> **Exercise description**: Write out the material again word for word, dropping any images it holds.

> **Dataset content**:
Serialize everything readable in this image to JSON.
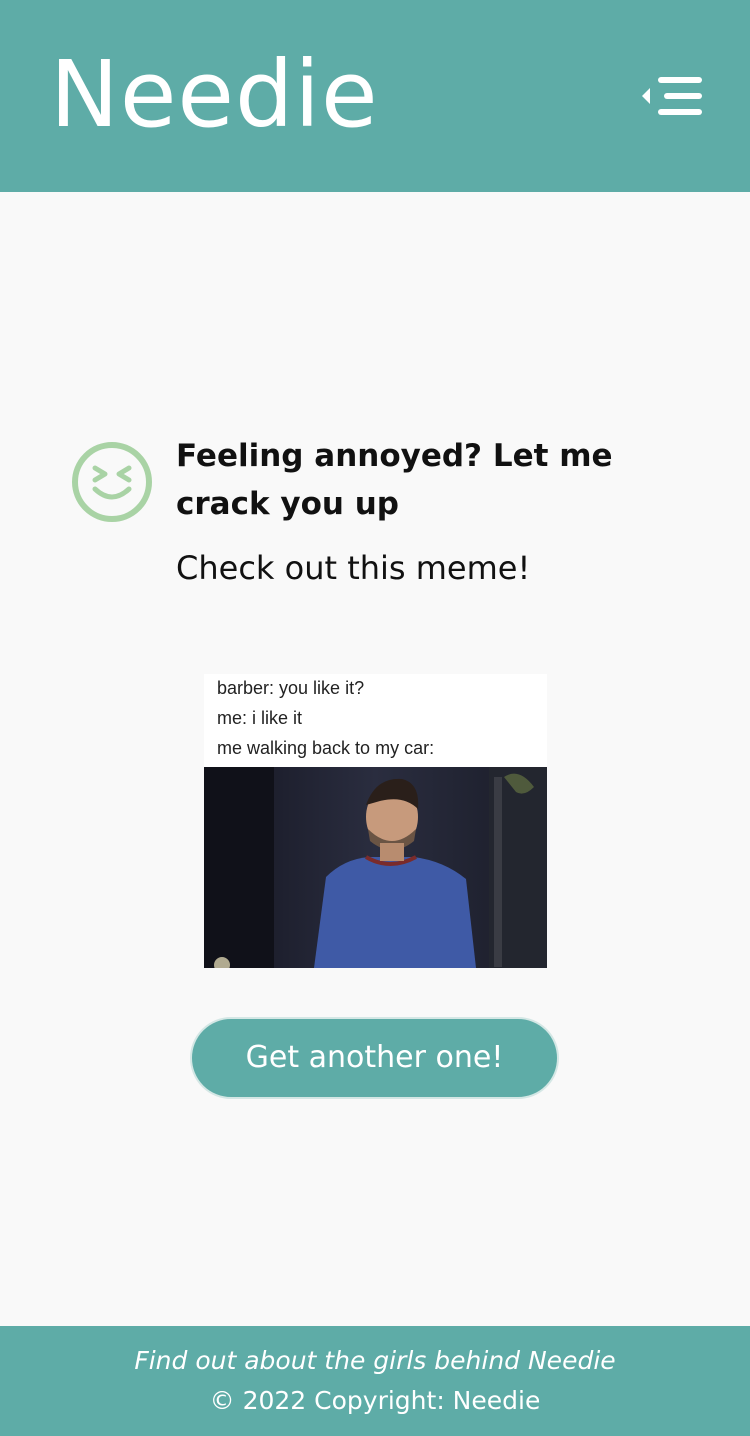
{
  "header": {
    "brand": "Needie",
    "menu_icon": "menu-collapse-icon"
  },
  "main": {
    "mood_icon": "laughing-face-icon",
    "title": "Feeling annoyed? Let me crack you up",
    "subtitle": "Check out this meme!",
    "meme": {
      "lines": [
        "barber: you like it?",
        "me: i like it",
        "me walking back to my car:"
      ]
    },
    "cta_label": "Get another one!"
  },
  "footer": {
    "about_link": "Find out about the girls behind Needie",
    "copyright": "© 2022 Copyright: Needie"
  },
  "colors": {
    "brand_teal": "#5eaca7",
    "emoji_green": "#a9d3a5",
    "background": "#f9f9f9"
  }
}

> **Written response**:
Serialize everything readable in this image to JSON.
{
  "header": {
    "brand": "Needie",
    "menu_icon": "menu-collapse-icon"
  },
  "main": {
    "mood_icon": "laughing-face-icon",
    "title": "Feeling annoyed? Let me crack you up",
    "subtitle": "Check out this meme!",
    "meme": {
      "lines": [
        "barber: you like it?",
        "me: i like it",
        "me walking back to my car:"
      ]
    },
    "cta_label": "Get another one!"
  },
  "footer": {
    "about_link": "Find out about the girls behind Needie",
    "copyright": "© 2022 Copyright: Needie"
  },
  "colors": {
    "brand_teal": "#5eaca7",
    "emoji_green": "#a9d3a5",
    "background": "#f9f9f9"
  }
}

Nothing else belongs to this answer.